Filter the entries below, keeping every line that has the word "text".

▼

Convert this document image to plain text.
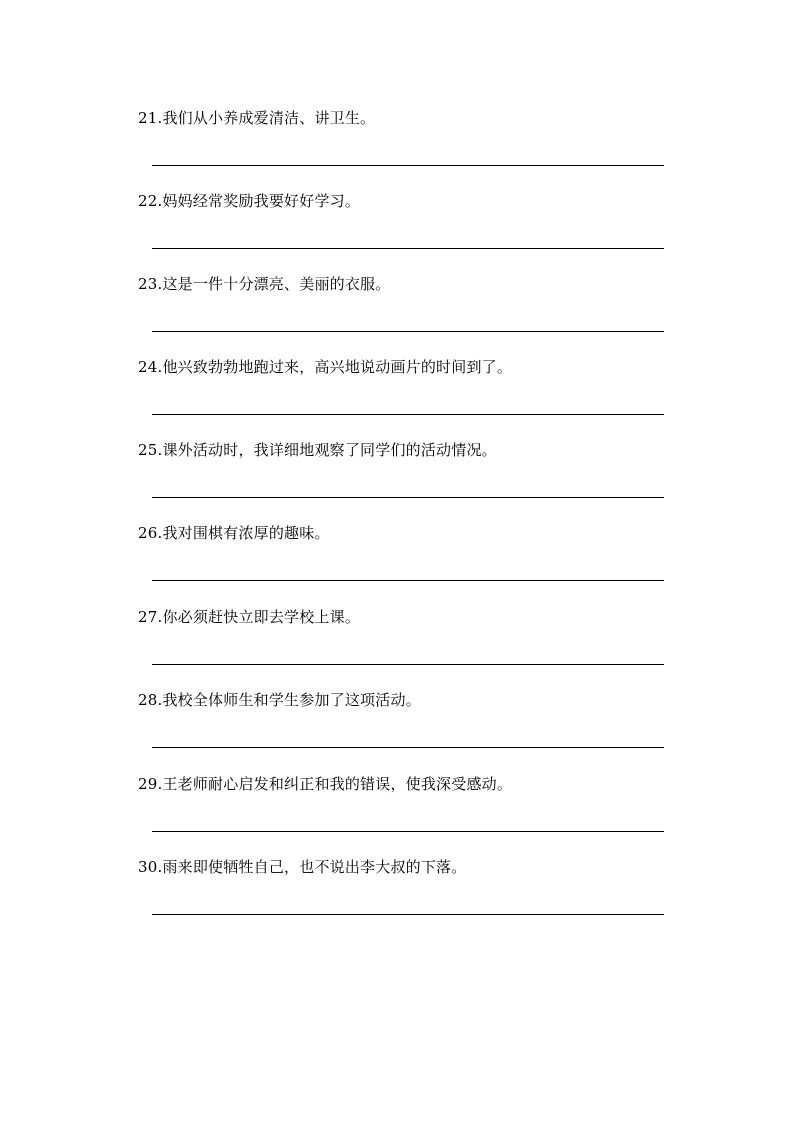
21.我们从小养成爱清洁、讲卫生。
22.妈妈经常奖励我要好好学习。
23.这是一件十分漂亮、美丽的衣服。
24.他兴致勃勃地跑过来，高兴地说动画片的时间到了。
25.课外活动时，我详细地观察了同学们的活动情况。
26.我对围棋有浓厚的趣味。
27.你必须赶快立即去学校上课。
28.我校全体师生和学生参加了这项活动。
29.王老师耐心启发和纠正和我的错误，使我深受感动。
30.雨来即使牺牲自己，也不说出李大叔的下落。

▲
▼

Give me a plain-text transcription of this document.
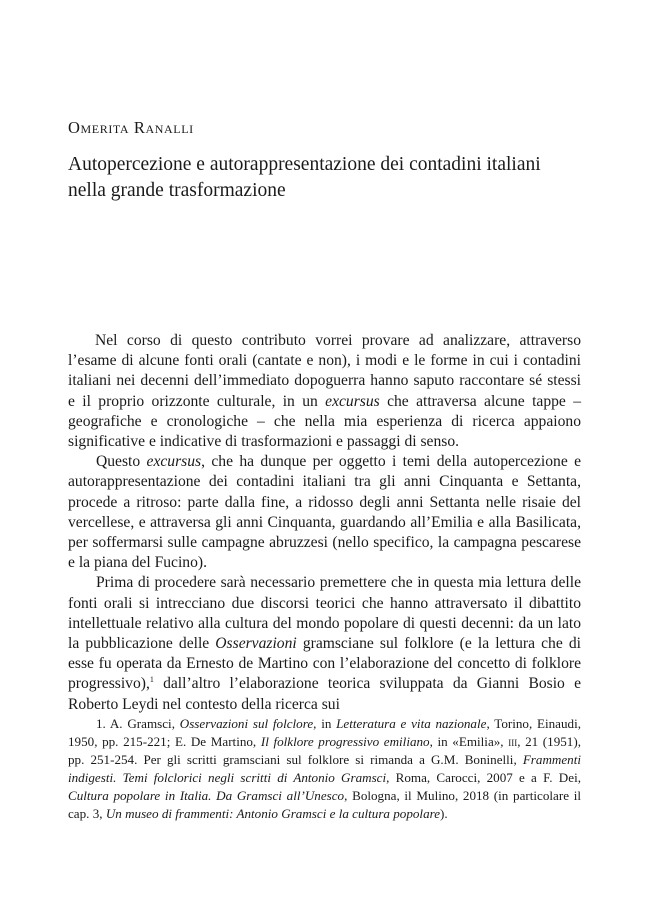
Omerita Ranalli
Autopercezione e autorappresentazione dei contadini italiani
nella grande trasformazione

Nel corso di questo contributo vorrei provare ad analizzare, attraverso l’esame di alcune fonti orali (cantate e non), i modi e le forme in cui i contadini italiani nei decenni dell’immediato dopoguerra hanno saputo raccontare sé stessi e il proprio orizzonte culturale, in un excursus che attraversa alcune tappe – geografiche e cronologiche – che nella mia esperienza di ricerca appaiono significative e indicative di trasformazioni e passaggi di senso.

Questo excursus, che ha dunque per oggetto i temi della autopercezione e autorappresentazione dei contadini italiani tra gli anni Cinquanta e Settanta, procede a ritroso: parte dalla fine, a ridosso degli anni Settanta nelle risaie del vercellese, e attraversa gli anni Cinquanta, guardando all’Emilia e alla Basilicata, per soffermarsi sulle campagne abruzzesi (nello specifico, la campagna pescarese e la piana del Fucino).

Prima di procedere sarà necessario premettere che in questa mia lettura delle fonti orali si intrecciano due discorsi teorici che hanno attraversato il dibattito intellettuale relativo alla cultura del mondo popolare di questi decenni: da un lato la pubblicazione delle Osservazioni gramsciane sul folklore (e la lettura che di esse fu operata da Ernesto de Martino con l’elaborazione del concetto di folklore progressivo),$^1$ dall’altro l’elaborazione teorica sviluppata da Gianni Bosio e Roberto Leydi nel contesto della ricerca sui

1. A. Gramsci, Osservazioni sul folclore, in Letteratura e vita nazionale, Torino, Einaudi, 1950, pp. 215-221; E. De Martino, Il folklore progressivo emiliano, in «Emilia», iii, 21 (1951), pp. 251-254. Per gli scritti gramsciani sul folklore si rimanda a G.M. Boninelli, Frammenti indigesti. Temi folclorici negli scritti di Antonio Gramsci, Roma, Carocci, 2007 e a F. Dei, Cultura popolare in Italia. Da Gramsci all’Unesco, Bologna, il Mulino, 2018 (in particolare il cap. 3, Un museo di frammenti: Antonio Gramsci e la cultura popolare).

▲

§ Exercise answer:
Convert this document image to plain text.
Give me a plain-text transcription of this document.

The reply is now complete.